*Source excerpt*
BREAK IN TRANSCRIPT
Mr. MCCAIN. Mr. President, over the last 3 years, I have spent a lot of time traveling around the State of Arizona and meeting with my constituents. Many of these trips took me to the southern part of my State where I sat down with ranchers, farmers, small business owners, local officials, and law enforcement officers in the border region and discussed the issues that were important to them and their neighbors. Everywhere I went people told me of their fear and concern over the lack of security along Arizona's border with Mexico.
Due to the drug war in Mexico, the situation along the southern border has proven to be a very serious and real threat to the people living in the region. The violence that continues to plague our southern neighbor by well-armed, well-financed, and very determined drug cartels poses a threat to our national security. Despite the increased efforts of President Calderon to stamp out these bloodthirsty and vicious drug cartels, violence has increased dramatically, claiming over 31,000 lives in Mexico since 2006. The murderers carrying out these crimes are as violent and dangerous as any in the world.
Two weeks ago, the Mexican military arrested a 14-year-old U.S. citizen who has been working as a hit man for the Cartel of the South Pacific. This child assassin came to the attention of the public after YouTube videos surfaced of him decapitating kidnapping victims. When questioned by Mexican authorities, he is quoted as saying, ``When we don't find the rivals, we kill innocent people, maybe a construction worker or a taxi driver.'' Truly disturbing behavior.

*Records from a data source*
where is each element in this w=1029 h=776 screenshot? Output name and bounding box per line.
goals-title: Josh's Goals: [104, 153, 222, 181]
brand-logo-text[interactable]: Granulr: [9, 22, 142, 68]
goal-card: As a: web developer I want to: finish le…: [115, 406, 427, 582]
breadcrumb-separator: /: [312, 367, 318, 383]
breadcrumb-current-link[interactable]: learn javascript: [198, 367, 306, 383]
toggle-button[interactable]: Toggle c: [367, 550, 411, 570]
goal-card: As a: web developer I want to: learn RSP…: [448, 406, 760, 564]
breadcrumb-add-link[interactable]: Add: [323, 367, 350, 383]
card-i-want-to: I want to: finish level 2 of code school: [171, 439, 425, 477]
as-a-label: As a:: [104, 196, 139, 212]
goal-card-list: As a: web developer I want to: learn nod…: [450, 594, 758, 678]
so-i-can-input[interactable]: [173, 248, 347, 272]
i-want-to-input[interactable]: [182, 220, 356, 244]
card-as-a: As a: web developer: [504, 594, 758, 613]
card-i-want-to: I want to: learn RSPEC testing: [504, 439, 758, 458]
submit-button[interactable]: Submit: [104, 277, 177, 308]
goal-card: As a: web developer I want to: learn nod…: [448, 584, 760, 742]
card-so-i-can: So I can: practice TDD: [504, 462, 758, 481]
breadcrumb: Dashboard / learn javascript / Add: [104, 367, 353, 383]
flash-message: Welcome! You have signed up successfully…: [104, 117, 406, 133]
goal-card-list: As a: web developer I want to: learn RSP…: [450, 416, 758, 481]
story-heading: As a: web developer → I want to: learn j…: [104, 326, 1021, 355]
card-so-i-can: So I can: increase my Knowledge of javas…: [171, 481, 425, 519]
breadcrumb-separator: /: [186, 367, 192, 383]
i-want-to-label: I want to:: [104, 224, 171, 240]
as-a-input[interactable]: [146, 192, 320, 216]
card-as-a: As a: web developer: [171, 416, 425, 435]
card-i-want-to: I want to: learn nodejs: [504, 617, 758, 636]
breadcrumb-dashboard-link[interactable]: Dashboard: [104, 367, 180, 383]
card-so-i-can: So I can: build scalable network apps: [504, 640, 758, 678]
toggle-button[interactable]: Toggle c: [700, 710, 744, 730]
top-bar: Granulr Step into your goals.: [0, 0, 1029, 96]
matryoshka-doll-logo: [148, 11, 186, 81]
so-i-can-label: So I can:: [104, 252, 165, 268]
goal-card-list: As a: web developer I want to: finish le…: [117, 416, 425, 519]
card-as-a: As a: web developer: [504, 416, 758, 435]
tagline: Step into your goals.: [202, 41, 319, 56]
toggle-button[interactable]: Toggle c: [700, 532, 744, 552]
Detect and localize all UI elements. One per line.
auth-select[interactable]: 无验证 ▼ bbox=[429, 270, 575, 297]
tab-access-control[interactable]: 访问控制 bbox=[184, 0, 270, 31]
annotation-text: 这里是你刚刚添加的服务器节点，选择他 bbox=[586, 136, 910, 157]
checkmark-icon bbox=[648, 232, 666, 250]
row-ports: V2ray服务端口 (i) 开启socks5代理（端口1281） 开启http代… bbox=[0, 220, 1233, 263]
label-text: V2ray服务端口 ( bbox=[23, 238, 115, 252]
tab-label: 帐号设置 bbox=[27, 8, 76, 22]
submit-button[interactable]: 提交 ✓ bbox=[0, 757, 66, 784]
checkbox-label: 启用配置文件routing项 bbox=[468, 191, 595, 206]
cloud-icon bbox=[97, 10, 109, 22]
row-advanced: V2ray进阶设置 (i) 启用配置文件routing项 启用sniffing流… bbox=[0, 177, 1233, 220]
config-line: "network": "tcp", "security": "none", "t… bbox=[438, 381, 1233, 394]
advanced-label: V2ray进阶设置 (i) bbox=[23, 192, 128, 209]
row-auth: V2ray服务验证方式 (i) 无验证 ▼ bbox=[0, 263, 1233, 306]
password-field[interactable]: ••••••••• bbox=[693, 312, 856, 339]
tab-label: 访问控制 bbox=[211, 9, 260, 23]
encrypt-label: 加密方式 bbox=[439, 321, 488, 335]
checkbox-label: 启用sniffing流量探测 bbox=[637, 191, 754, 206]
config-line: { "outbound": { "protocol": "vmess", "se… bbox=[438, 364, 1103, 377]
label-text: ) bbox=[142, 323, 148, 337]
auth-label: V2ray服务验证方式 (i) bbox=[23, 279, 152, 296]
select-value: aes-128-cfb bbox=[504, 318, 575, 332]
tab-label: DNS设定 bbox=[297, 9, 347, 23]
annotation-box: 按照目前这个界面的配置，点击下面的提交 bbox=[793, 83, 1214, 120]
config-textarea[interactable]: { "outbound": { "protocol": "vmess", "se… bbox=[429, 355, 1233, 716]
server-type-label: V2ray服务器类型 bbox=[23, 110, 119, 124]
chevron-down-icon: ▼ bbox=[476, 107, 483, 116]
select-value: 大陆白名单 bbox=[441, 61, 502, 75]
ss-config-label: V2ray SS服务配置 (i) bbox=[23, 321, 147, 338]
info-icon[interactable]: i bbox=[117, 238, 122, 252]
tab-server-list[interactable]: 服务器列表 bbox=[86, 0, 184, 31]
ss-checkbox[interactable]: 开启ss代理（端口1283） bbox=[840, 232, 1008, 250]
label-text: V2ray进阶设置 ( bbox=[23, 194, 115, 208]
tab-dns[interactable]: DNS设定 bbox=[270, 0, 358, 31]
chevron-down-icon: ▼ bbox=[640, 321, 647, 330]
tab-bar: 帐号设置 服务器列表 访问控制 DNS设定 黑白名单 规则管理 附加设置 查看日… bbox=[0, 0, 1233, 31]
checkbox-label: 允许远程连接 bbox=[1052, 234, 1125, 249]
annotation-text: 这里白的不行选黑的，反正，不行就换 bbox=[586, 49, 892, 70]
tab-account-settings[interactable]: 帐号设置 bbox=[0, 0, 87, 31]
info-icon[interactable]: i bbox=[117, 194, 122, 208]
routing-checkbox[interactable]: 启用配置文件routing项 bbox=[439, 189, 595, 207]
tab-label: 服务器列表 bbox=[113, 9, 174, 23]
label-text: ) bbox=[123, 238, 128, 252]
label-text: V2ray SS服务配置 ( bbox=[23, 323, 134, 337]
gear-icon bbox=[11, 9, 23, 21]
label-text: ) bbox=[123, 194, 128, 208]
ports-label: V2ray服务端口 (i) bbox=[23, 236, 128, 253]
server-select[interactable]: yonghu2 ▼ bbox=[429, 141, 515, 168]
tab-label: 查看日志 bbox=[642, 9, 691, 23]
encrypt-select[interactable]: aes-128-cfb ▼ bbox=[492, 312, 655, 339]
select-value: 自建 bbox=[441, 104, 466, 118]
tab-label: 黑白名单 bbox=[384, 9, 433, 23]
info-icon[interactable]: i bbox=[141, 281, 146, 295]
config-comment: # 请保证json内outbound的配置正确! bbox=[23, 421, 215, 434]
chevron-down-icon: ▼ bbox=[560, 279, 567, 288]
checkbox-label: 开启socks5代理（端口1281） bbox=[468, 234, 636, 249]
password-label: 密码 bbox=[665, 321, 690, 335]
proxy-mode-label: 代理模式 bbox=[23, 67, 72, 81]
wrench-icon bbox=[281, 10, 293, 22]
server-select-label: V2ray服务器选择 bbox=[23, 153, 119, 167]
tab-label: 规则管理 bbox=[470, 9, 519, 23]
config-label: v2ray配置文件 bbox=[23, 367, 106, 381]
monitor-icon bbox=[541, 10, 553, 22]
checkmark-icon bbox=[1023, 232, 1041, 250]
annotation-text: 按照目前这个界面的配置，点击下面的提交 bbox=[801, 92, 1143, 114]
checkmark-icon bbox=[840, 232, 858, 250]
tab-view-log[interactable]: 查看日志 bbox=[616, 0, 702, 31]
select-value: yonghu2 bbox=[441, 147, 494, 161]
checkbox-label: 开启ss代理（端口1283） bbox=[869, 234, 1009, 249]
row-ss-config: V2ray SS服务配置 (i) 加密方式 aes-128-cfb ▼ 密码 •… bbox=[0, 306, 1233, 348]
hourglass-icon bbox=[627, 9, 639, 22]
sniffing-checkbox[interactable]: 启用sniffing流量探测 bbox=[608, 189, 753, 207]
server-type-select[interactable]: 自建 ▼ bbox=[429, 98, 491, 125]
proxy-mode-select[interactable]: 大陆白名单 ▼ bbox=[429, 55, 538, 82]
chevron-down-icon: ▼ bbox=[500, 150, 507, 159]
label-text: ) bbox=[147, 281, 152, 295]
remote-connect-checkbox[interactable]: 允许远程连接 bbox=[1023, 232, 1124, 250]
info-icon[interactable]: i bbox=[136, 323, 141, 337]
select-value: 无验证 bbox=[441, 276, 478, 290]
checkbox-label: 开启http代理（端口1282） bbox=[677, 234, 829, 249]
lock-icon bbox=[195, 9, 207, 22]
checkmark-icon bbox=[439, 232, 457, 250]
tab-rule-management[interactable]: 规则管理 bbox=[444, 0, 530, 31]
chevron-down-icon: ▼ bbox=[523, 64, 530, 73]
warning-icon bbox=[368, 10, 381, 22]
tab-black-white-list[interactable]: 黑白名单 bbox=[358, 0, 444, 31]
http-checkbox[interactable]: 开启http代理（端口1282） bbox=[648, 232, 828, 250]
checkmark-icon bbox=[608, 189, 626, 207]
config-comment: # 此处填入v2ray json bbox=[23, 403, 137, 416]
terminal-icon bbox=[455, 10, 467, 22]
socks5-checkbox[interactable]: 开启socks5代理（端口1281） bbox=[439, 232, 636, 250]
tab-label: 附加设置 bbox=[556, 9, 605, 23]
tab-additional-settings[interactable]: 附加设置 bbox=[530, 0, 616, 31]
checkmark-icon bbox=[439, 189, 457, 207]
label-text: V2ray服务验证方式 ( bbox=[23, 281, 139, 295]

*To be done*
• a. According to the remarks on border security, how many lives in Mexico has the violence claimed since 2006?
• b. Count the rows that contain the string "settings", treating uppercase and lowercase as different, and give only the number.

*Answers given*
• a. Over 31,000 lives.

• b. 2